Objective
Write out the listing below without alteration, omitting its pictures.

Dataset records
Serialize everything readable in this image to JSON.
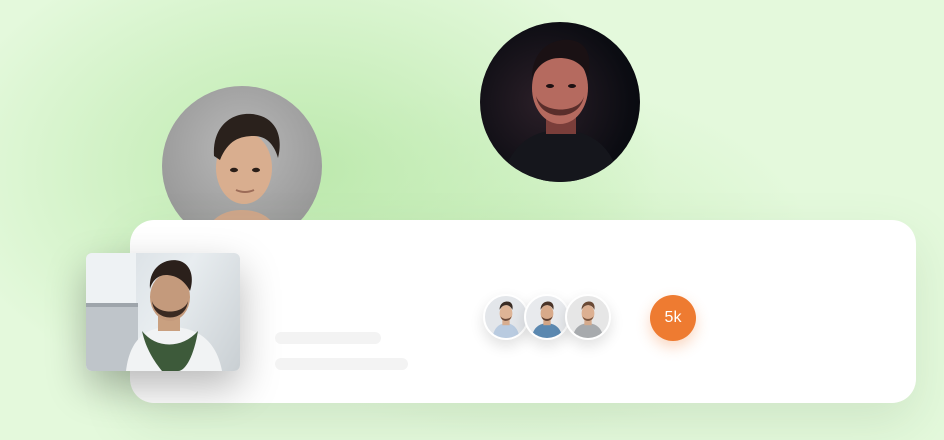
{
  "members": {
    "count_badge": "5k"
  },
  "icons": {
    "avatar_left": "person-avatar-icon",
    "avatar_right": "person-avatar-icon",
    "photo": "person-photo-icon",
    "member_avatar": "person-avatar-icon"
  },
  "colors": {
    "badge": "#ee7b31",
    "card": "#ffffff",
    "background": "#e4f9dc"
  }
}
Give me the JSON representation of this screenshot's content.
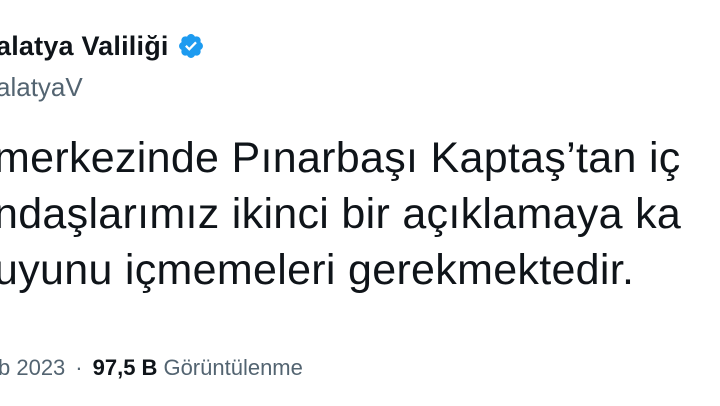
{
  "tweet": {
    "display_name": "alatya Valiliği",
    "handle": "alatyaV",
    "handle_prefix_glyph": "l",
    "verified_icon": "verified-badge-icon",
    "verified_color": "#1d9bf0",
    "text_lines": [
      "merkezinde Pınarbaşı Kaptaş’tan iç",
      "ndaşlarımız ikinci bir açıklamaya ka",
      "uyunu içmemeleri gerekmektedir."
    ],
    "date": "b 2023",
    "separator": "·",
    "views_count": "97,5 B",
    "views_label": "Görüntülenme"
  }
}
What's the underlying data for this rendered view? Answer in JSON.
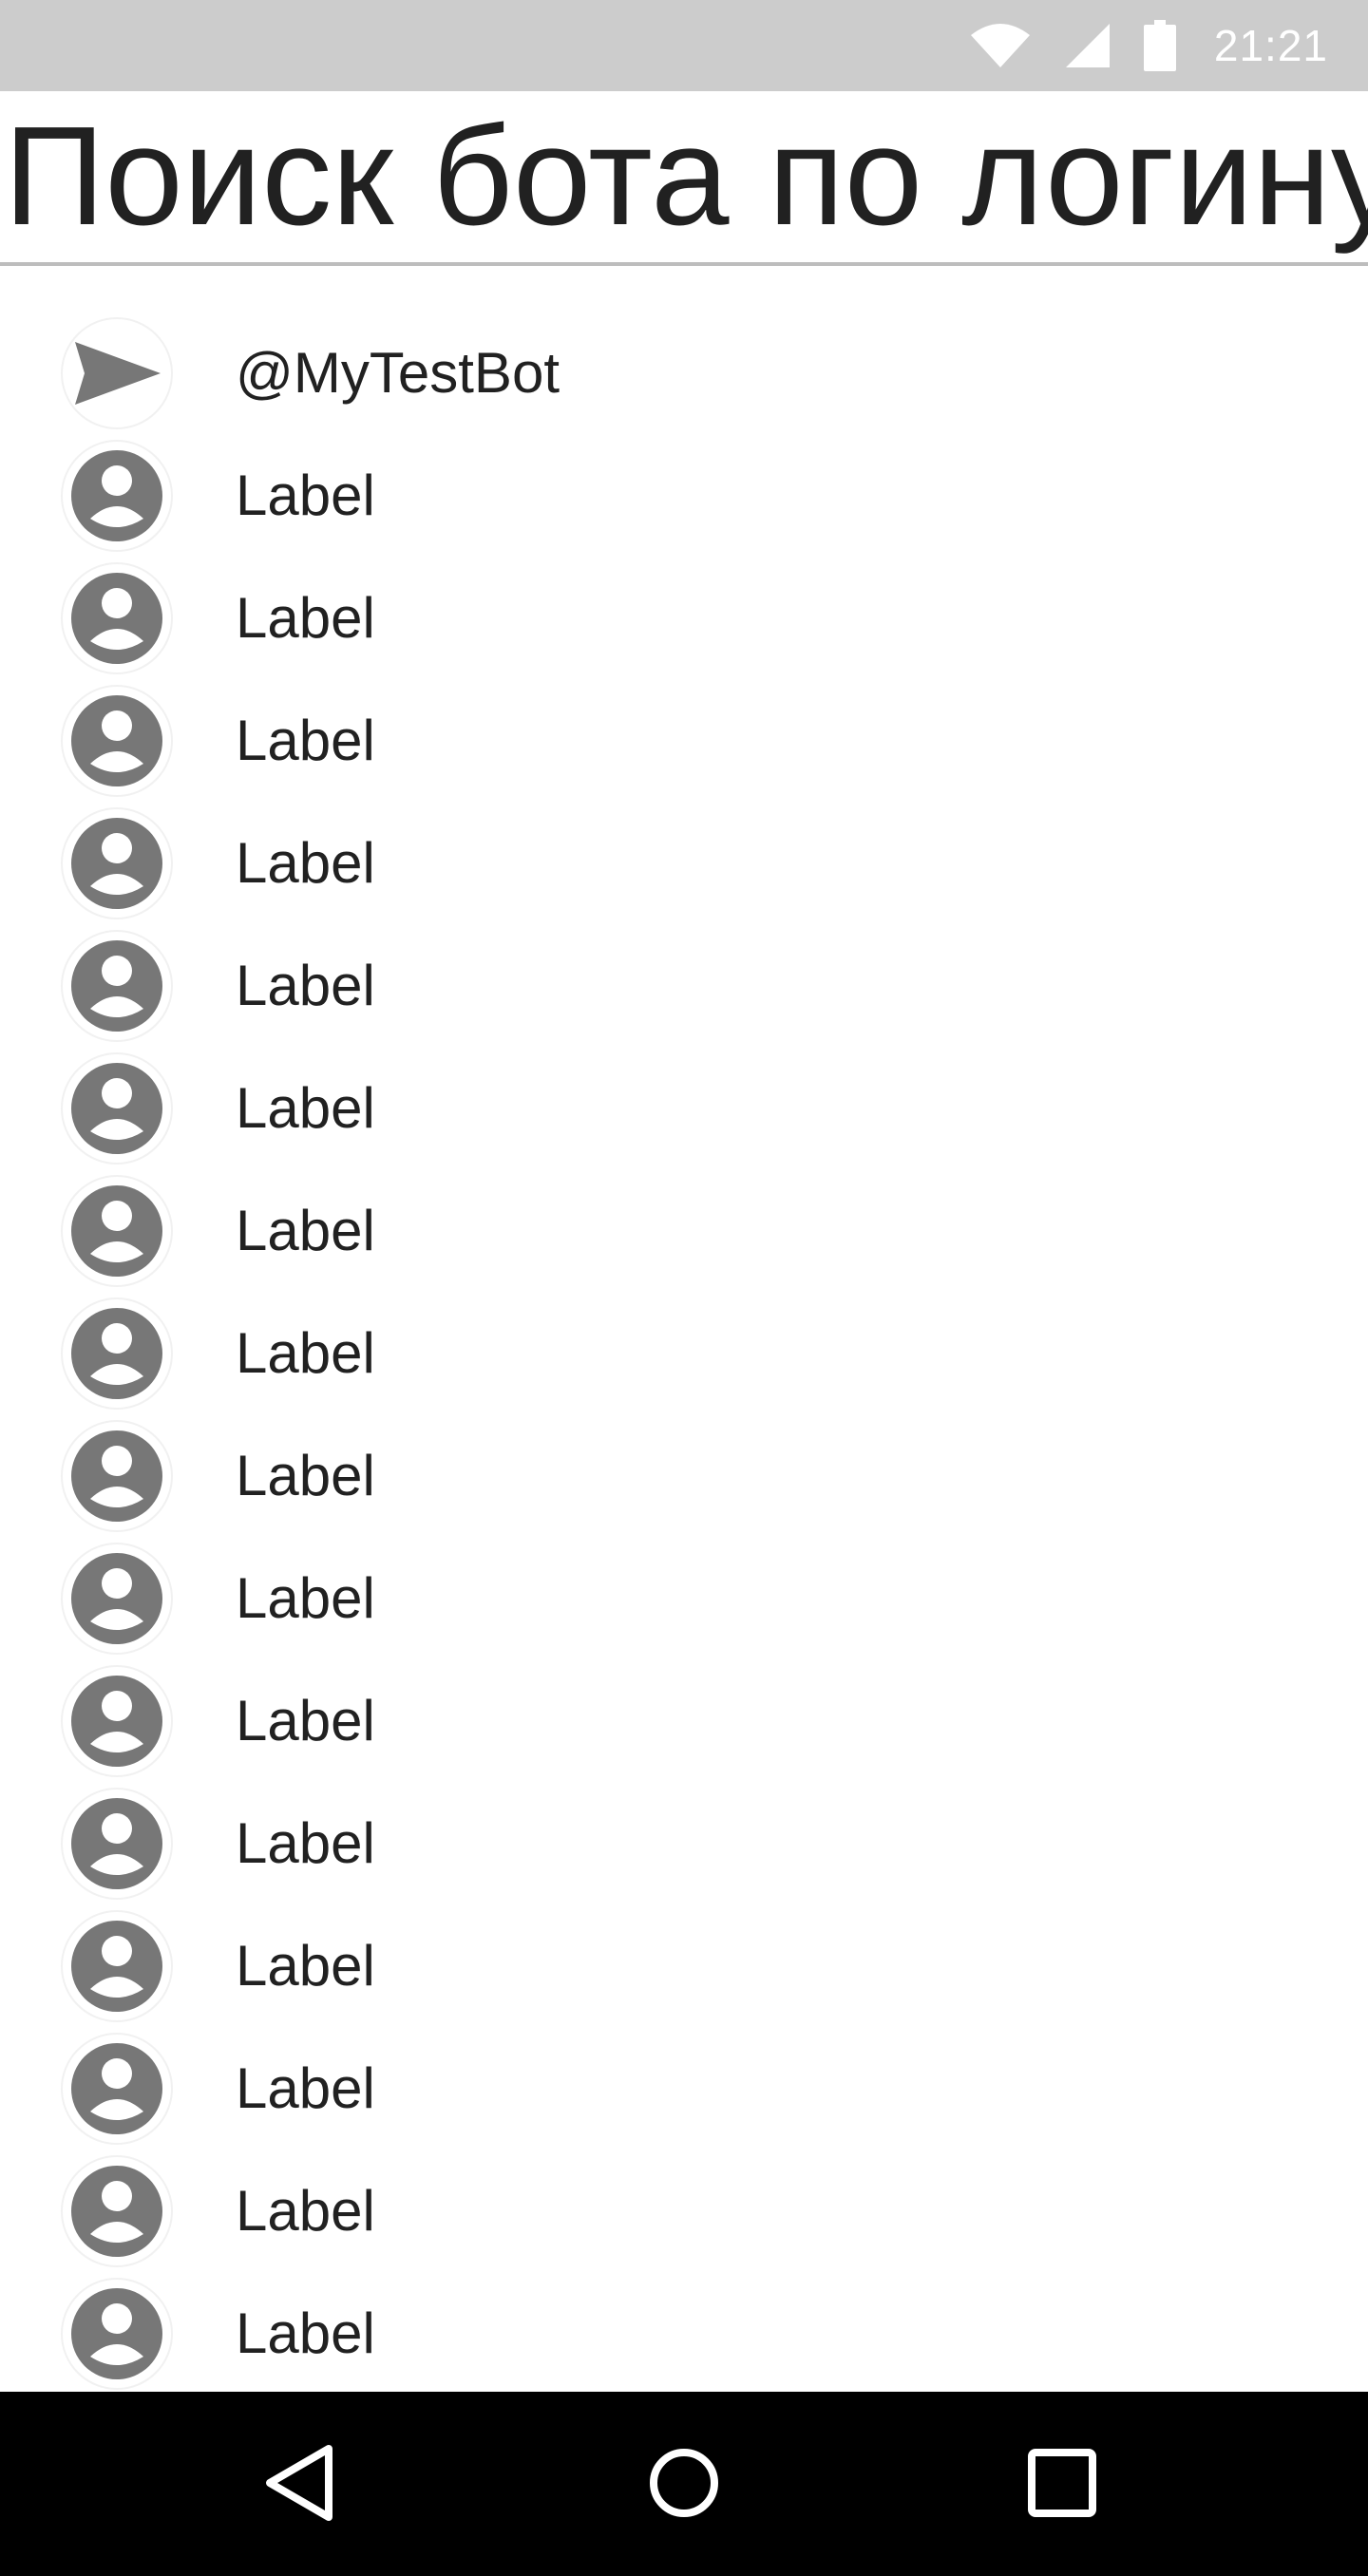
{
  "status_bar": {
    "time": "21:21",
    "icons": [
      "wifi-icon",
      "cellular-signal-icon",
      "battery-icon"
    ],
    "background": "#cccccc"
  },
  "search": {
    "value": "Поиск бота по логину",
    "underline_color": "#bdbdbd"
  },
  "results": [
    {
      "label": "@MyTestBot",
      "icon": "send-icon"
    },
    {
      "label": "Label",
      "icon": "account-icon"
    },
    {
      "label": "Label",
      "icon": "account-icon"
    },
    {
      "label": "Label",
      "icon": "account-icon"
    },
    {
      "label": "Label",
      "icon": "account-icon"
    },
    {
      "label": "Label",
      "icon": "account-icon"
    },
    {
      "label": "Label",
      "icon": "account-icon"
    },
    {
      "label": "Label",
      "icon": "account-icon"
    },
    {
      "label": "Label",
      "icon": "account-icon"
    },
    {
      "label": "Label",
      "icon": "account-icon"
    },
    {
      "label": "Label",
      "icon": "account-icon"
    },
    {
      "label": "Label",
      "icon": "account-icon"
    },
    {
      "label": "Label",
      "icon": "account-icon"
    },
    {
      "label": "Label",
      "icon": "account-icon"
    },
    {
      "label": "Label",
      "icon": "account-icon"
    },
    {
      "label": "Label",
      "icon": "account-icon"
    },
    {
      "label": "Label",
      "icon": "account-icon"
    }
  ],
  "icon_color": "#777777",
  "nav_bar": {
    "buttons": [
      "back-icon",
      "home-icon",
      "recents-icon"
    ],
    "background": "#000000"
  }
}
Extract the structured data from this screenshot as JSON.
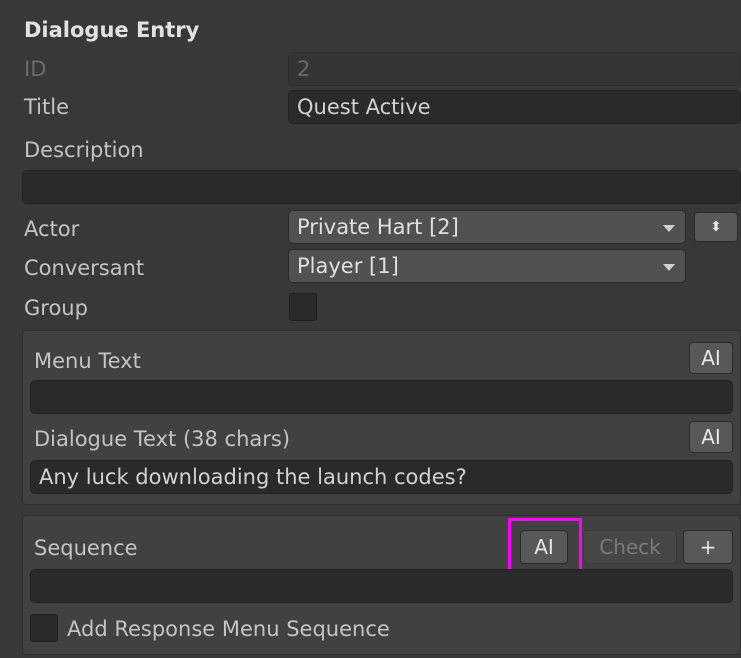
{
  "header": {
    "title": "Dialogue Entry"
  },
  "fields": {
    "id": {
      "label": "ID",
      "value": "2"
    },
    "title": {
      "label": "Title",
      "value": "Quest Active"
    },
    "description": {
      "label": "Description",
      "value": ""
    },
    "actor": {
      "label": "Actor",
      "value": "Private Hart [2]"
    },
    "conversant": {
      "label": "Conversant",
      "value": "Player [1]"
    },
    "group": {
      "label": "Group",
      "checked": false
    }
  },
  "text_section": {
    "menu_text": {
      "label": "Menu Text",
      "ai_label": "AI",
      "value": ""
    },
    "dialogue_text": {
      "label": "Dialogue Text (38 chars)",
      "ai_label": "AI",
      "value": "Any luck downloading the launch codes?"
    }
  },
  "sequence_section": {
    "label": "Sequence",
    "ai_label": "AI",
    "check_label": "Check",
    "add_label": "+",
    "value": "",
    "response_menu": {
      "label": "Add Response Menu Sequence",
      "checked": false
    }
  },
  "colors": {
    "highlight": "#ff00ff"
  },
  "icons": {
    "actor_swap": "updown-arrows-icon",
    "dropdown": "triangle-down-icon"
  }
}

Response
Serialize everything readable in this image to JSON.
{
  "members": {
    "count_badge": "5k"
  },
  "icons": {
    "avatar_left": "person-avatar-icon",
    "avatar_right": "person-avatar-icon",
    "photo": "person-photo-icon",
    "member_avatar": "person-avatar-icon"
  },
  "colors": {
    "badge": "#ee7b31",
    "card": "#ffffff",
    "background": "#e4f9dc"
  }
}
Give me the JSON representation of this screenshot's content.
{
  "tweet": {
    "display_name": "alatya Valiliği",
    "handle": "alatyaV",
    "handle_prefix_glyph": "l",
    "verified_icon": "verified-badge-icon",
    "verified_color": "#1d9bf0",
    "text_lines": [
      "merkezinde Pınarbaşı Kaptaş’tan iç",
      "ndaşlarımız ikinci bir açıklamaya ka",
      "uyunu içmemeleri gerekmektedir."
    ],
    "date": "b 2023",
    "separator": "·",
    "views_count": "97,5 B",
    "views_label": "Görüntülenme"
  }
}
What's the underlying data for this rendered view? Answer in JSON.
{
  "status_bar": {
    "time": "21:21",
    "icons": [
      "wifi-icon",
      "cellular-signal-icon",
      "battery-icon"
    ],
    "background": "#cccccc"
  },
  "search": {
    "value": "Поиск бота по логину",
    "underline_color": "#bdbdbd"
  },
  "results": [
    {
      "label": "@MyTestBot",
      "icon": "send-icon"
    },
    {
      "label": "Label",
      "icon": "account-icon"
    },
    {
      "label": "Label",
      "icon": "account-icon"
    },
    {
      "label": "Label",
      "icon": "account-icon"
    },
    {
      "label": "Label",
      "icon": "account-icon"
    },
    {
      "label": "Label",
      "icon": "account-icon"
    },
    {
      "label": "Label",
      "icon": "account-icon"
    },
    {
      "label": "Label",
      "icon": "account-icon"
    },
    {
      "label": "Label",
      "icon": "account-icon"
    },
    {
      "label": "Label",
      "icon": "account-icon"
    },
    {
      "label": "Label",
      "icon": "account-icon"
    },
    {
      "label": "Label",
      "icon": "account-icon"
    },
    {
      "label": "Label",
      "icon": "account-icon"
    },
    {
      "label": "Label",
      "icon": "account-icon"
    },
    {
      "label": "Label",
      "icon": "account-icon"
    },
    {
      "label": "Label",
      "icon": "account-icon"
    },
    {
      "label": "Label",
      "icon": "account-icon"
    }
  ],
  "icon_color": "#777777",
  "nav_bar": {
    "buttons": [
      "back-icon",
      "home-icon",
      "recents-icon"
    ],
    "background": "#000000"
  }
}
Extract the structured data from this screenshot as JSON.
{
  "header": {
    "title": "Dialogue Entry"
  },
  "fields": {
    "id": {
      "label": "ID",
      "value": "2"
    },
    "title": {
      "label": "Title",
      "value": "Quest Active"
    },
    "description": {
      "label": "Description",
      "value": ""
    },
    "actor": {
      "label": "Actor",
      "value": "Private Hart [2]"
    },
    "conversant": {
      "label": "Conversant",
      "value": "Player [1]"
    },
    "group": {
      "label": "Group",
      "checked": false
    }
  },
  "text_section": {
    "menu_text": {
      "label": "Menu Text",
      "ai_label": "AI",
      "value": ""
    },
    "dialogue_text": {
      "label": "Dialogue Text (38 chars)",
      "ai_label": "AI",
      "value": "Any luck downloading the launch codes?"
    }
  },
  "sequence_section": {
    "label": "Sequence",
    "ai_label": "AI",
    "check_label": "Check",
    "add_label": "+",
    "value": "",
    "response_menu": {
      "label": "Add Response Menu Sequence",
      "checked": false
    }
  },
  "colors": {
    "highlight": "#ff00ff"
  },
  "icons": {
    "actor_swap": "updown-arrows-icon",
    "dropdown": "triangle-down-icon"
  }
}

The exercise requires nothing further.